Provided passage:
┏━━
AposTherapy is a biomechanical therapy that has the ability to combine the two biomechanical treatments for knee osteoarthritis: reducing loads from the affected joint and training of the neuromuscular system. The system is calibrated individually to each individual patient in order to obtain a healthier biomechanical alignment in which less pain is reported and gait patterns are more symmetrical. The patient is then instructed to exercise with the system while performing his or her daily activities at home or at work. This exercise regimen enables the patient to adopt and implement a proper gait pattern without pain. In addition, it has been shown to strengthen the muscles of the knee and improve the timing of muscle activation. Patients also report an increased sense of joint stability.
The Apos system uses convex adjustable “pods” that are placed under the hind-foot and fore-foot regions of each foot. The elements are attached via a platform in the form of a shoe. This platform enables the clinician to calibrate the biomechanical elements to a customised location for each patient. The ideal location for each patient centres the pressure in the foot to a position that properly aligns the lower limb.
Changing the location of the centre of pressure (COP), through positioning of the “pods”, causes changes in the moments acting on the lower extremity joints. For example, shifting the “pods” to the rear aspect of the foot causes a lateral (backwards) shift of the COP and a decrease in knee adduction moment. This can be seen in Figure 2 (click to enlarge). In addition to proper alignment of the lower limb and a reduction in knee adduction moment, the convex nature of the “pods” promotes controlled perturbation. Since the system can be used during walking throughout the day, the alignment and controlled perturbation are applied repetitively and dynamically throughout all phases of the step-cycle.
┗━━
Study material:
┏━━
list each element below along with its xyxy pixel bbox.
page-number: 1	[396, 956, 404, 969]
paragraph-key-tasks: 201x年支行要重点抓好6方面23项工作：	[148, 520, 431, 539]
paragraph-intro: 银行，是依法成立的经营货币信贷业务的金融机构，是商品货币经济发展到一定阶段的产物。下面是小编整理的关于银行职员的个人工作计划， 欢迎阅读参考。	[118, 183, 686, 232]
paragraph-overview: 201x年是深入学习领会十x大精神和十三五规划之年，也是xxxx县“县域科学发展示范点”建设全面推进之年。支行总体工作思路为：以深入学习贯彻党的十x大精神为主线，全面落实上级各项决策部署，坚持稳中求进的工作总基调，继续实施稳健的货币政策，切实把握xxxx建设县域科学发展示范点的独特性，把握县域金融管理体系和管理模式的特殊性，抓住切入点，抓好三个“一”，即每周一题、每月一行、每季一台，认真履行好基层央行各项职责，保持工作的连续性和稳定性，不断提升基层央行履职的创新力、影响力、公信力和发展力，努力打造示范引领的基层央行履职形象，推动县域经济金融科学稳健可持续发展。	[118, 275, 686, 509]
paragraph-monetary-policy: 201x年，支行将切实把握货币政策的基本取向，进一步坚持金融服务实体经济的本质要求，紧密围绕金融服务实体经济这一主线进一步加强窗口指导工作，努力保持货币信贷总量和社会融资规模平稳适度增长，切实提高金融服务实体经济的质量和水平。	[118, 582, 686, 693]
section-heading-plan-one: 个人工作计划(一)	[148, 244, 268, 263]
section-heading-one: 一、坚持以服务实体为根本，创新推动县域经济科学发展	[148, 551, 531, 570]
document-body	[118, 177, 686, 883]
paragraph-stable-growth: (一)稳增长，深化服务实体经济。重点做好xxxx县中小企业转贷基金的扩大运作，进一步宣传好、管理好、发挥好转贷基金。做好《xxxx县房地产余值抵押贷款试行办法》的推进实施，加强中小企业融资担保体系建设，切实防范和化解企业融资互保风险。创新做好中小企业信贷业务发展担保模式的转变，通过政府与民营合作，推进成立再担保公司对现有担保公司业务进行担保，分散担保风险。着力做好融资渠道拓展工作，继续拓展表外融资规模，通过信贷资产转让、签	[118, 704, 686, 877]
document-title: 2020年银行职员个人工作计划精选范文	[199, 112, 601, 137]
┗━━
To do:
• A. From the AposTherapy passage, list every benefit it says the exercise regimen with the system brings.
• B. Write the next part of the AposTherapy passage, picking up after its final sentence.
The listing has nothing to do with the tasks.

Answer list:
• A.
- Adopting and implementing a proper gait pattern without pain
- Stronger knee muscles
- Better timing of muscle activation
- A greater sense of joint stability

• B.
Studies show that by changing the location of the centre of pressure by shifting the “pods”, the moments acting on the lower extremity, pelvis and spine can be controlled. Similarly, it was shown that the muscle activation patterns also change when the “pods” are shifted.
A significant decrease in pain and improvement in function was observed after nine months of therapy. Furthermore, AposTherapy led to a significant reduction in the peak value and the impulse value (area under the curve) of the knee adduction moment. These results illustrate that, for the first time, a reversal of harm to the knee is achievable.
It is thought that this is the first time that a therapy has led to a significant improvement in the gait patterns of patients with knee osteoarthritis in combination with significant improvements in clinical symptoms. In other words, this is the first time a therapy has been shown to stop the vicious cycle and reverse it.
In conclusion, AposTherapy can improve the pain, function and quality of life of patients with knee osteoarthritis. Furthermore, this therapy has been shown to improve the gait patterns and biomechanical characteristics of knee osteoarthritis that correlate with disease severity, and thus may be able to prevent further deterioration of the disease and instead promote a reversal of the pathology.